** Stated problem **
Each line of the listing that contains the word "Tones" is to be copied.
:: Dataset records
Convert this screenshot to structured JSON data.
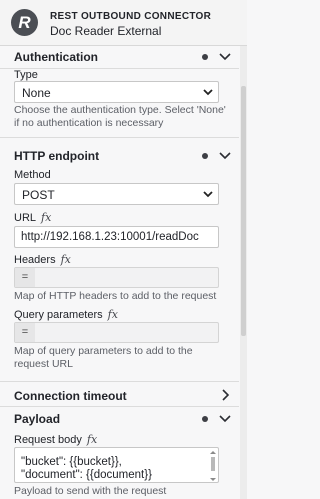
{
  "header": {
    "logo_letter": "R",
    "title": "REST OUTBOUND CONNECTOR",
    "subtitle": "Doc Reader External"
  },
  "authentication": {
    "heading": "Authentication",
    "type_label": "Type",
    "type_value": "None",
    "type_description": "Choose the authentication type. Select 'None' if no authentication is necessary"
  },
  "http_endpoint": {
    "heading": "HTTP endpoint",
    "method_label": "Method",
    "method_value": "POST",
    "url_label": "URL",
    "url_value": "http://192.168.1.23:10001/readDoc",
    "headers_label": "Headers",
    "headers_eq": "=",
    "headers_description": "Map of HTTP headers to add to the request",
    "query_label": "Query parameters",
    "query_eq": "=",
    "query_description": "Map of query parameters to add to the request URL"
  },
  "connection_timeout": {
    "heading": "Connection timeout"
  },
  "payload": {
    "heading": "Payload",
    "body_label": "Request body",
    "body_lines": [
      "`",
      "\"bucket\": {{bucket}},",
      "\"document\": {{document}}"
    ],
    "body_description": "Payload to send with the request"
  },
  "fx_symbol": "fx",
  "icons": {
    "section_dot": "dot-indicator-icon",
    "expand": "chevron-down-icon",
    "collapsed": "chevron-right-icon"
  }
}
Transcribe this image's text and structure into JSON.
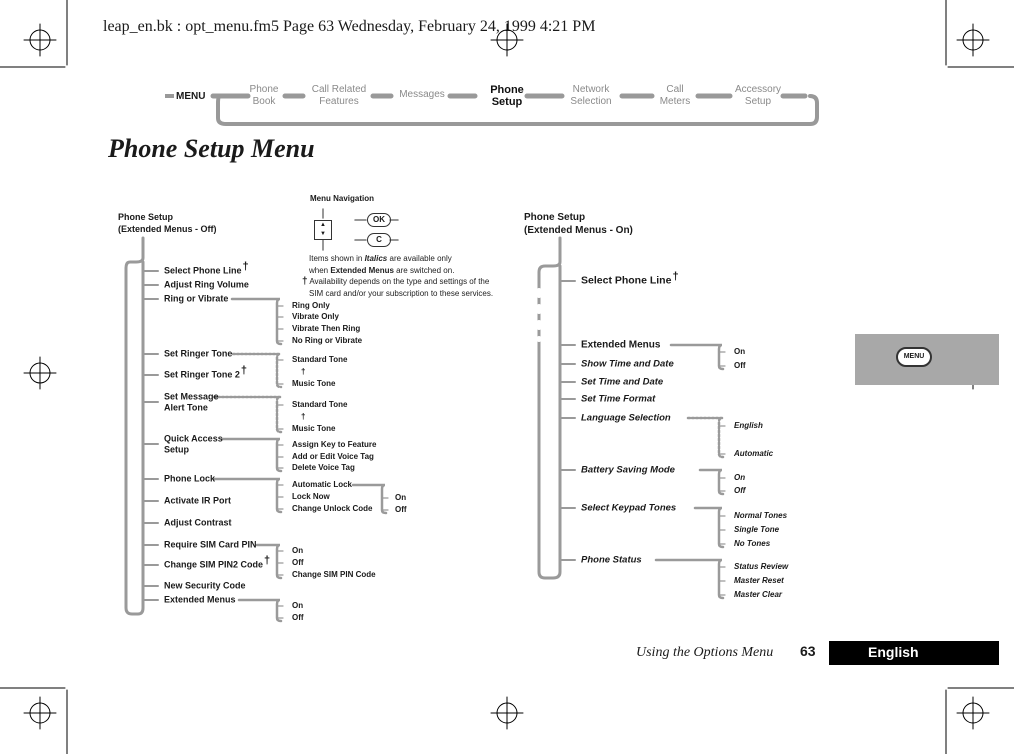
{
  "print_header": "leap_en.bk : opt_menu.fm5  Page 63  Wednesday, February 24, 1999  4:21 PM",
  "nav": {
    "menu_label": "MENU",
    "items": [
      {
        "line1": "Phone",
        "line2": "Book"
      },
      {
        "line1": "Call Related",
        "line2": "Features"
      },
      {
        "line1": "Messages",
        "line2": ""
      },
      {
        "line1": "Phone",
        "line2": "Setup",
        "current": true
      },
      {
        "line1": "Network",
        "line2": "Selection"
      },
      {
        "line1": "Call",
        "line2": "Meters"
      },
      {
        "line1": "Accessory",
        "line2": "Setup"
      }
    ]
  },
  "page_title": "Phone Setup Menu",
  "legend": {
    "title": "Menu Navigation",
    "ok_label": "OK",
    "c_label": "C",
    "note1a": "Items shown in ",
    "note1b": "Italics",
    "note1c": " are available only",
    "note2a": "when ",
    "note2b": "Extended Menus",
    "note2c": " are switched on.",
    "dagger": "†",
    "note3": "Availability depends on the type and settings of the",
    "note4": "SIM card and/or your subscription to these services."
  },
  "left_tree": {
    "header1": "Phone Setup",
    "header2": "(Extended Menus - Off)",
    "items": [
      "Select Phone Line",
      "Adjust Ring Volume",
      "Ring or Vibrate",
      "Set Ringer Tone",
      "Set Ringer Tone 2",
      "Set Message",
      "Alert Tone",
      "Quick Access",
      "Setup",
      "Phone Lock",
      "Activate IR Port",
      "Adjust Contrast",
      "Require SIM Card PIN",
      "Change SIM PIN2 Code",
      "New Security Code",
      "Extended Menus"
    ],
    "ring_or_vibrate": [
      "Ring Only",
      "Vibrate Only",
      "Vibrate Then Ring",
      "No Ring or Vibrate"
    ],
    "ringer_tone": [
      "Standard Tone",
      "Music Tone"
    ],
    "message_tone": [
      "Standard Tone",
      "Music Tone"
    ],
    "quick_access": [
      "Assign Key to Feature",
      "Add or Edit Voice Tag",
      "Delete Voice Tag"
    ],
    "phone_lock": [
      "Automatic Lock",
      "Lock Now",
      "Change Unlock Code"
    ],
    "auto_lock": [
      "On",
      "Off"
    ],
    "sim_pin": [
      "On",
      "Off",
      "Change SIM PIN Code"
    ],
    "extended": [
      "On",
      "Off"
    ]
  },
  "right_tree": {
    "header1": "Phone Setup",
    "header2": "(Extended Menus - On)",
    "items": [
      "Select Phone Line",
      "Extended Menus",
      "Show Time and Date",
      "Set Time and Date",
      "Set Time Format",
      "Language Selection",
      "Battery Saving Mode",
      "Select Keypad Tones",
      "Phone Status"
    ],
    "extended": [
      "On",
      "Off"
    ],
    "language": [
      "English",
      "Automatic"
    ],
    "battery": [
      "On",
      "Off"
    ],
    "keypad": [
      "Normal Tones",
      "Single Tone",
      "No Tones"
    ],
    "status": [
      "Status Review",
      "Master Reset",
      "Master Clear"
    ]
  },
  "side_tab": {
    "label": "MENU"
  },
  "footer": {
    "section": "Using the Options Menu",
    "page": "63",
    "language": "English"
  },
  "colors": {
    "tree_gray": "#9a9a9a",
    "tab_gray": "#a8a8a8",
    "footer_box": "#000000"
  }
}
::::
** Worked solution **
      "Select Keypad Tones",
      "Normal Tones",
      "No Tones"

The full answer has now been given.